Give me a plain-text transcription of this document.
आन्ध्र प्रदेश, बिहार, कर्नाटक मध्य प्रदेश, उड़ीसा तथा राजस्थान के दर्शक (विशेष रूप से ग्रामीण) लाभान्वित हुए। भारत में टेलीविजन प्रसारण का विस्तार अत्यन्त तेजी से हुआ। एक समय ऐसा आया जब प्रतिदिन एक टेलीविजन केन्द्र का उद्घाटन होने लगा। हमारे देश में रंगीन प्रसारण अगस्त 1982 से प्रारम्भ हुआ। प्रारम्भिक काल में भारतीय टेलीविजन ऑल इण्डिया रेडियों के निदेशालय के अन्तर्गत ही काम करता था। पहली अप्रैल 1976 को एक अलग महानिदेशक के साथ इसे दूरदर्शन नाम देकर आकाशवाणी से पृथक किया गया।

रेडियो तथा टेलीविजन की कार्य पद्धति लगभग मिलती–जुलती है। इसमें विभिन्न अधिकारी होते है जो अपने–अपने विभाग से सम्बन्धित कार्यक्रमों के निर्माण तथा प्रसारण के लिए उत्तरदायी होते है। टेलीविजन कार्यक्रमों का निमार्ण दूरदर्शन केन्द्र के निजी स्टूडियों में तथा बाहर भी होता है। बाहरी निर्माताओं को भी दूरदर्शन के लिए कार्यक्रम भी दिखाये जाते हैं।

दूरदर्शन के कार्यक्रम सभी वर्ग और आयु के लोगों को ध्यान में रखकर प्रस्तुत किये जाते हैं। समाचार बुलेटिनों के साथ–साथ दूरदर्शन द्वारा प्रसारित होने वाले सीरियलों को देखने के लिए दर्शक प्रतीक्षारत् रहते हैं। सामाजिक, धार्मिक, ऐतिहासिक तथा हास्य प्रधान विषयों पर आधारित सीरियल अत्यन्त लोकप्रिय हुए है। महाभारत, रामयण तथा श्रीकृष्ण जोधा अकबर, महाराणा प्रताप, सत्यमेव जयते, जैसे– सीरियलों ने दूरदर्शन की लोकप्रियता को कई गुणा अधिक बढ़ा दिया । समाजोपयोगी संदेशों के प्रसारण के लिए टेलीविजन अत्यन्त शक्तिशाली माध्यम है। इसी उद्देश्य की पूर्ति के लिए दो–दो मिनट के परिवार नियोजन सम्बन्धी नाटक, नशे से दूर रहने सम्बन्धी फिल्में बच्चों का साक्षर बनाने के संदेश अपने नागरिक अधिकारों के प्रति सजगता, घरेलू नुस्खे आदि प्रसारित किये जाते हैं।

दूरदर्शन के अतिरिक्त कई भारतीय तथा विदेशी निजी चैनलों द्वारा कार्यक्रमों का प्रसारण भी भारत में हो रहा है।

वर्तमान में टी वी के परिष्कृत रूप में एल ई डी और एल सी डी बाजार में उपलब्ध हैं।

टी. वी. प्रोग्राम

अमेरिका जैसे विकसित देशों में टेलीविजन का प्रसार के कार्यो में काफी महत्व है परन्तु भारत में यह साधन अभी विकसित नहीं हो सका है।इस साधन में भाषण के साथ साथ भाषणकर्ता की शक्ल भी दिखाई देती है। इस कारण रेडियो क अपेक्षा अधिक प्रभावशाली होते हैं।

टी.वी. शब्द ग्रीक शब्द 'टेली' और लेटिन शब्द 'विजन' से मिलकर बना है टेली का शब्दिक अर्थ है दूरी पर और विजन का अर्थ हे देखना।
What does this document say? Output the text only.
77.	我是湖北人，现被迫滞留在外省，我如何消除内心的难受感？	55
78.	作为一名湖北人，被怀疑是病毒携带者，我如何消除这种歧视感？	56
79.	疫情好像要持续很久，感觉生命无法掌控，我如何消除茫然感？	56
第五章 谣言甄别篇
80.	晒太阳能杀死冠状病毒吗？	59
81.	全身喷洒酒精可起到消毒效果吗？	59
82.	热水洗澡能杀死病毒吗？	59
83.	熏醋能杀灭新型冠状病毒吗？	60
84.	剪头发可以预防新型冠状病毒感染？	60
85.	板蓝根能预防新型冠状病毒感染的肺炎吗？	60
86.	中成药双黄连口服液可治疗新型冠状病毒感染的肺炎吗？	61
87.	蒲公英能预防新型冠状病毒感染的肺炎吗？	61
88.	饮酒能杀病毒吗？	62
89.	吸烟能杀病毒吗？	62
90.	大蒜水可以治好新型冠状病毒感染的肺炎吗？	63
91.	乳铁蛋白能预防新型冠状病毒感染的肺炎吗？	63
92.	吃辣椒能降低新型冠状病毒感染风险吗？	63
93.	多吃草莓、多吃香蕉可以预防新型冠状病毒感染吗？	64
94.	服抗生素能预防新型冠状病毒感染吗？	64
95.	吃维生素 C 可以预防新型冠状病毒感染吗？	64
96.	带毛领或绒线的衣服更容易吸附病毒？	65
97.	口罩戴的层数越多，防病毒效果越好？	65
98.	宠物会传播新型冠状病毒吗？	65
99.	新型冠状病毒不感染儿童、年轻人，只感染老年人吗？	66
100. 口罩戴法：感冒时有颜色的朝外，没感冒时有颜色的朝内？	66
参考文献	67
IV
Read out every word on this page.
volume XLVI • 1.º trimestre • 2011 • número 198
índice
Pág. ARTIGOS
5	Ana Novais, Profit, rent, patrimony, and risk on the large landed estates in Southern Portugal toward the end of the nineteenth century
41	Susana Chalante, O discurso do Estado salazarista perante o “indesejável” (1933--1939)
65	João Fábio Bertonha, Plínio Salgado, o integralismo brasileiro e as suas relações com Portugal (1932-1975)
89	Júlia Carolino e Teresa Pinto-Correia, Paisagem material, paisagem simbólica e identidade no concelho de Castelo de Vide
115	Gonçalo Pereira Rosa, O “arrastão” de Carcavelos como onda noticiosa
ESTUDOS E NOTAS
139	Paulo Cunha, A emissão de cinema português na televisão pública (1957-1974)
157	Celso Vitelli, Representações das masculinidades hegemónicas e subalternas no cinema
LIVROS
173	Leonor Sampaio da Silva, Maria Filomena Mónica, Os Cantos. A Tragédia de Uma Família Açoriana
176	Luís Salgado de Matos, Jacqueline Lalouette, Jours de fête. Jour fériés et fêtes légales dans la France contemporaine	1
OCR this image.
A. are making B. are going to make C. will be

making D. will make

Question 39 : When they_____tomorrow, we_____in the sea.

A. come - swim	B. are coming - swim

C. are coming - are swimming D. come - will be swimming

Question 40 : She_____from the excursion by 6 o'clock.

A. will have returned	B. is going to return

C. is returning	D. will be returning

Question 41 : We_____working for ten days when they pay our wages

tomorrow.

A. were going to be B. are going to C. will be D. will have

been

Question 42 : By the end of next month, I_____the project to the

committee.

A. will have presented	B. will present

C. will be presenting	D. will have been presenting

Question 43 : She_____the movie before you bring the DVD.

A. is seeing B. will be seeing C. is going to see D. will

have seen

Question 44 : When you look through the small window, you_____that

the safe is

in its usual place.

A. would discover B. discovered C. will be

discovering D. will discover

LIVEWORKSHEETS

☆ ☆ ☆ ☆

Instructions to follow → Read the entries and show each line that mentions "been".

Solution to this task →
been
C. will be presenting	D. will have been presenting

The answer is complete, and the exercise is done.